── Data rows ──
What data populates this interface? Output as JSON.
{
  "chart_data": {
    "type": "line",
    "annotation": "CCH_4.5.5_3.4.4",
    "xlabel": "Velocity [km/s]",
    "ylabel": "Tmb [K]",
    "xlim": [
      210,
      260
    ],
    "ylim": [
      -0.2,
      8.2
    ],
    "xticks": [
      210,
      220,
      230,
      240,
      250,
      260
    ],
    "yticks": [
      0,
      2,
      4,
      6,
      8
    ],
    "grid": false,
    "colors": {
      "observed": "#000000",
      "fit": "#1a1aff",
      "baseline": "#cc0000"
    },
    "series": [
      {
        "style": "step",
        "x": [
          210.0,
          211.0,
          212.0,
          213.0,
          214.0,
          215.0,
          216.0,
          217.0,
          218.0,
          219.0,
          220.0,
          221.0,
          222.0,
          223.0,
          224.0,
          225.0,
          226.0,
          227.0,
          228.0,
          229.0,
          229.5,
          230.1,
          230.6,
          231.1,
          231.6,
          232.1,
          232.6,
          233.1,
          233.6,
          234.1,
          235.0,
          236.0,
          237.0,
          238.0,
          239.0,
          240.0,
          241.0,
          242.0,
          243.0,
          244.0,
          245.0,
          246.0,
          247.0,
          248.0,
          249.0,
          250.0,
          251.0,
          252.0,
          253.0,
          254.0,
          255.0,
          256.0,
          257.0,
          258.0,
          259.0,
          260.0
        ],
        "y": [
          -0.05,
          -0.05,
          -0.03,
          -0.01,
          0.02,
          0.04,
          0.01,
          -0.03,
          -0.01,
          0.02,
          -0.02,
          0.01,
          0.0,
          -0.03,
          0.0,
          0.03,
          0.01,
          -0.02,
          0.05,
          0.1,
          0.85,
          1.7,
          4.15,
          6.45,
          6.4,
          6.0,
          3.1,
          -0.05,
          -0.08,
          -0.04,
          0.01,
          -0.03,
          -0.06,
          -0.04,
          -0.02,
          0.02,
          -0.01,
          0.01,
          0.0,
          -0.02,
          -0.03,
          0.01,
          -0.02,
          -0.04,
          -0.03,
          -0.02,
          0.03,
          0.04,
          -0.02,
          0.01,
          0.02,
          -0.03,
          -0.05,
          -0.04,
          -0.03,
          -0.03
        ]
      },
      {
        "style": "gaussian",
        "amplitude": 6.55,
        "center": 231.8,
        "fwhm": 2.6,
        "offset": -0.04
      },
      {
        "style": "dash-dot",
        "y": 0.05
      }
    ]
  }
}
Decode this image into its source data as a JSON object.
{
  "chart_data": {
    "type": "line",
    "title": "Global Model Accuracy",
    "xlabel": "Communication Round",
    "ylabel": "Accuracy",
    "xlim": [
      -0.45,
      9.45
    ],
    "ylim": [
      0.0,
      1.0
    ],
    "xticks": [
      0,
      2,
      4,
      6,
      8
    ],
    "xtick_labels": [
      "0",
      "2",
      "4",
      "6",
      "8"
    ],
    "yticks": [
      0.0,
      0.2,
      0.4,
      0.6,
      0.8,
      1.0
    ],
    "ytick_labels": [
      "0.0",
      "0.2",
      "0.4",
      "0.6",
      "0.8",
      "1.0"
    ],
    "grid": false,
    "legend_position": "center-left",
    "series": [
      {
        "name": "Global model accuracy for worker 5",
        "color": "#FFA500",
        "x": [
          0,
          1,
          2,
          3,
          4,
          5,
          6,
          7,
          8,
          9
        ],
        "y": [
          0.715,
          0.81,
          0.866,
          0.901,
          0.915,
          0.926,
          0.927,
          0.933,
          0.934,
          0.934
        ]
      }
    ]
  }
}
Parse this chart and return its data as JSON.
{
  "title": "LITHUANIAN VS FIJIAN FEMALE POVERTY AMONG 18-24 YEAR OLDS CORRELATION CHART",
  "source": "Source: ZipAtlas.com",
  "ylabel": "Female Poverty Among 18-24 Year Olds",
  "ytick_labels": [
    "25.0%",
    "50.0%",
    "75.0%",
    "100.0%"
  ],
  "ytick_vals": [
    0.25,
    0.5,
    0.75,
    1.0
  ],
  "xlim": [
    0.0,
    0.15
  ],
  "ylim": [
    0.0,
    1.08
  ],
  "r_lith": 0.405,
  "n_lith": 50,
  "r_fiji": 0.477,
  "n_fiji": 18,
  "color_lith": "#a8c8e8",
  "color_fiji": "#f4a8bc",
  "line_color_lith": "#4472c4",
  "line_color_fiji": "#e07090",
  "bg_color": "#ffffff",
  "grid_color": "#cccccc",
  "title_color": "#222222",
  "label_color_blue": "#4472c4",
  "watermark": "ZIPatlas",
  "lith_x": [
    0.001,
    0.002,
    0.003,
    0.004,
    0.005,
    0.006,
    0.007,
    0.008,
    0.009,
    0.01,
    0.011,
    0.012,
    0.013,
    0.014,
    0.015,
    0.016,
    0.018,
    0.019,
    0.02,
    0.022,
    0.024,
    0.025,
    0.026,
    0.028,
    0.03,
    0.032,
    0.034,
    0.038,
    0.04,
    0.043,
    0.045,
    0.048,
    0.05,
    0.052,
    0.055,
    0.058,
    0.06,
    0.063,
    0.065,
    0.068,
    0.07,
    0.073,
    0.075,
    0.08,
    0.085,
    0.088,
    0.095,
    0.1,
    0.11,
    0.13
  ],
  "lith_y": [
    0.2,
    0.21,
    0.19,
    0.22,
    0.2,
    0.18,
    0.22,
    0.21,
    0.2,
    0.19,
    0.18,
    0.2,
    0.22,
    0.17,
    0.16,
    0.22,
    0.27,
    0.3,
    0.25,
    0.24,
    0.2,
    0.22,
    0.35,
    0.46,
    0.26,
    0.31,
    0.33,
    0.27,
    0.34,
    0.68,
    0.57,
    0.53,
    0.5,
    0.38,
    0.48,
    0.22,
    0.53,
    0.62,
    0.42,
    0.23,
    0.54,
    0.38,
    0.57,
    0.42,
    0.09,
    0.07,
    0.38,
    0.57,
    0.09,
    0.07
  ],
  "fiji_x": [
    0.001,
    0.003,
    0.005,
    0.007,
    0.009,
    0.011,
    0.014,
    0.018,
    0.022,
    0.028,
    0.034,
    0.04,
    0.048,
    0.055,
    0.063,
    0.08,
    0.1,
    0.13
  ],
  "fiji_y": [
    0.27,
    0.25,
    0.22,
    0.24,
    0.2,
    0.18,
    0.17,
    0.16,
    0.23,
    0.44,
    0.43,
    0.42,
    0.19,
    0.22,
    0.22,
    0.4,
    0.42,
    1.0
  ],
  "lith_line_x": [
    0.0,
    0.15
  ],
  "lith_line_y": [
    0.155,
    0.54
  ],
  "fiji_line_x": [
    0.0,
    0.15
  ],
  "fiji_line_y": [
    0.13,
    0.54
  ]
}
───
**Given problem**:
Retype the entries one by one, exactly.

**The reply**:
What data populates this interface? Output as JSON.
{
  "chart_data": {
    "type": "line",
    "annotation": "CCH_4.5.5_3.4.4",
    "xlabel": "Velocity [km/s]",
    "ylabel": "Tmb [K]",
    "xlim": [
      210,
      260
    ],
    "ylim": [
      -0.2,
      8.2
    ],
    "xticks": [
      210,
      220,
      230,
      240,
      250,
      260
    ],
    "yticks": [
      0,
      2,
      4,
      6,
      8
    ],
    "grid": false,
    "colors": {
      "observed": "#000000",
      "fit": "#1a1aff",
      "baseline": "#cc0000"
    },
    "series": [
      {
        "style": "step",
        "x": [
          210.0,
          211.0,
          212.0,
          213.0,
          214.0,
          215.0,
          216.0,
          217.0,
          218.0,
          219.0,
          220.0,
          221.0,
          222.0,
          223.0,
          224.0,
          225.0,
          226.0,
          227.0,
          228.0,
          229.0,
          229.5,
          230.1,
          230.6,
          231.1,
          231.6,
          232.1,
          232.6,
          233.1,
          233.6,
          234.1,
          235.0,
          236.0,
          237.0,
          238.0,
          239.0,
          240.0,
          241.0,
          242.0,
          243.0,
          244.0,
          245.0,
          246.0,
          247.0,
          248.0,
          249.0,
          250.0,
          251.0,
          252.0,
          253.0,
          254.0,
          255.0,
          256.0,
          257.0,
          258.0,
          259.0,
          260.0
        ],
        "y": [
          -0.05,
          -0.05,
          -0.03,
          -0.01,
          0.02,
          0.04,
          0.01,
          -0.03,
          -0.01,
          0.02,
          -0.02,
          0.01,
          0.0,
          -0.03,
          0.0,
          0.03,
          0.01,
          -0.02,
          0.05,
          0.1,
          0.85,
          1.7,
          4.15,
          6.45,
          6.4,
          6.0,
          3.1,
          -0.05,
          -0.08,
          -0.04,
          0.01,
          -0.03,
          -0.06,
          -0.04,
          -0.02,
          0.02,
          -0.01,
          0.01,
          0.0,
          -0.02,
          -0.03,
          0.01,
          -0.02,
          -0.04,
          -0.03,
          -0.02,
          0.03,
          0.04,
          -0.02,
          0.01,
          0.02,
          -0.03,
          -0.05,
          -0.04,
          -0.03,
          -0.03
        ]
      },
      {
        "style": "gaussian",
        "amplitude": 6.55,
        "center": 231.8,
        "fwhm": 2.6,
        "offset": -0.04
      },
      {
        "style": "dash-dot",
        "y": 0.05
      }
    ]
  }
}
Decode this image into its source data as a JSON object.
{
  "chart_data": {
    "type": "line",
    "title": "Global Model Accuracy",
    "xlabel": "Communication Round",
    "ylabel": "Accuracy",
    "xlim": [
      -0.45,
      9.45
    ],
    "ylim": [
      0.0,
      1.0
    ],
    "xticks": [
      0,
      2,
      4,
      6,
      8
    ],
    "xtick_labels": [
      "0",
      "2",
      "4",
      "6",
      "8"
    ],
    "yticks": [
      0.0,
      0.2,
      0.4,
      0.6,
      0.8,
      1.0
    ],
    "ytick_labels": [
      "0.0",
      "0.2",
      "0.4",
      "0.6",
      "0.8",
      "1.0"
    ],
    "grid": false,
    "legend_position": "center-left",
    "series": [
      {
        "name": "Global model accuracy for worker 5",
        "color": "#FFA500",
        "x": [
          0,
          1,
          2,
          3,
          4,
          5,
          6,
          7,
          8,
          9
        ],
        "y": [
          0.715,
          0.81,
          0.866,
          0.901,
          0.915,
          0.926,
          0.927,
          0.933,
          0.934,
          0.934
        ]
      }
    ]
  }
}
Parse this chart and return its data as JSON.
{
  "title": "LITHUANIAN VS FIJIAN FEMALE POVERTY AMONG 18-24 YEAR OLDS CORRELATION CHART",
  "source": "Source: ZipAtlas.com",
  "ylabel": "Female Poverty Among 18-24 Year Olds",
  "ytick_labels": [
    "25.0%",
    "50.0%",
    "75.0%",
    "100.0%"
  ],
  "ytick_vals": [
    0.25,
    0.5,
    0.75,
    1.0
  ],
  "xlim": [
    0.0,
    0.15
  ],
  "ylim": [
    0.0,
    1.08
  ],
  "r_lith": 0.405,
  "n_lith": 50,
  "r_fiji": 0.477,
  "n_fiji": 18,
  "color_lith": "#a8c8e8",
  "color_fiji": "#f4a8bc",
  "line_color_lith": "#4472c4",
  "line_color_fiji": "#e07090",
  "bg_color": "#ffffff",
  "grid_color": "#cccccc",
  "title_color": "#222222",
  "label_color_blue": "#4472c4",
  "watermark": "ZIPatlas",
  "lith_x": [
    0.001,
    0.002,
    0.003,
    0.004,
    0.005,
    0.006,
    0.007,
    0.008,
    0.009,
    0.01,
    0.011,
    0.012,
    0.013,
    0.014,
    0.015,
    0.016,
    0.018,
    0.019,
    0.02,
    0.022,
    0.024,
    0.025,
    0.026,
    0.028,
    0.03,
    0.032,
    0.034,
    0.038,
    0.04,
    0.043,
    0.045,
    0.048,
    0.05,
    0.052,
    0.055,
    0.058,
    0.06,
    0.063,
    0.065,
    0.068,
    0.07,
    0.073,
    0.075,
    0.08,
    0.085,
    0.088,
    0.095,
    0.1,
    0.11,
    0.13
  ],
  "lith_y": [
    0.2,
    0.21,
    0.19,
    0.22,
    0.2,
    0.18,
    0.22,
    0.21,
    0.2,
    0.19,
    0.18,
    0.2,
    0.22,
    0.17,
    0.16,
    0.22,
    0.27,
    0.3,
    0.25,
    0.24,
    0.2,
    0.22,
    0.35,
    0.46,
    0.26,
    0.31,
    0.33,
    0.27,
    0.34,
    0.68,
    0.57,
    0.53,
    0.5,
    0.38,
    0.48,
    0.22,
    0.53,
    0.62,
    0.42,
    0.23,
    0.54,
    0.38,
    0.57,
    0.42,
    0.09,
    0.07,
    0.38,
    0.57,
    0.09,
    0.07
  ],
  "fiji_x": [
    0.001,
    0.003,
    0.005,
    0.007,
    0.009,
    0.011,
    0.014,
    0.018,
    0.022,
    0.028,
    0.034,
    0.04,
    0.048,
    0.055,
    0.063,
    0.08,
    0.1,
    0.13
  ],
  "fiji_y": [
    0.27,
    0.25,
    0.22,
    0.24,
    0.2,
    0.18,
    0.17,
    0.16,
    0.23,
    0.44,
    0.43,
    0.42,
    0.19,
    0.22,
    0.22,
    0.4,
    0.42,
    1.0
  ],
  "lith_line_x": [
    0.0,
    0.15
  ],
  "lith_line_y": [
    0.155,
    0.54
  ],
  "fiji_line_x": [
    0.0,
    0.15
  ],
  "fiji_line_y": [
    0.13,
    0.54
  ]
}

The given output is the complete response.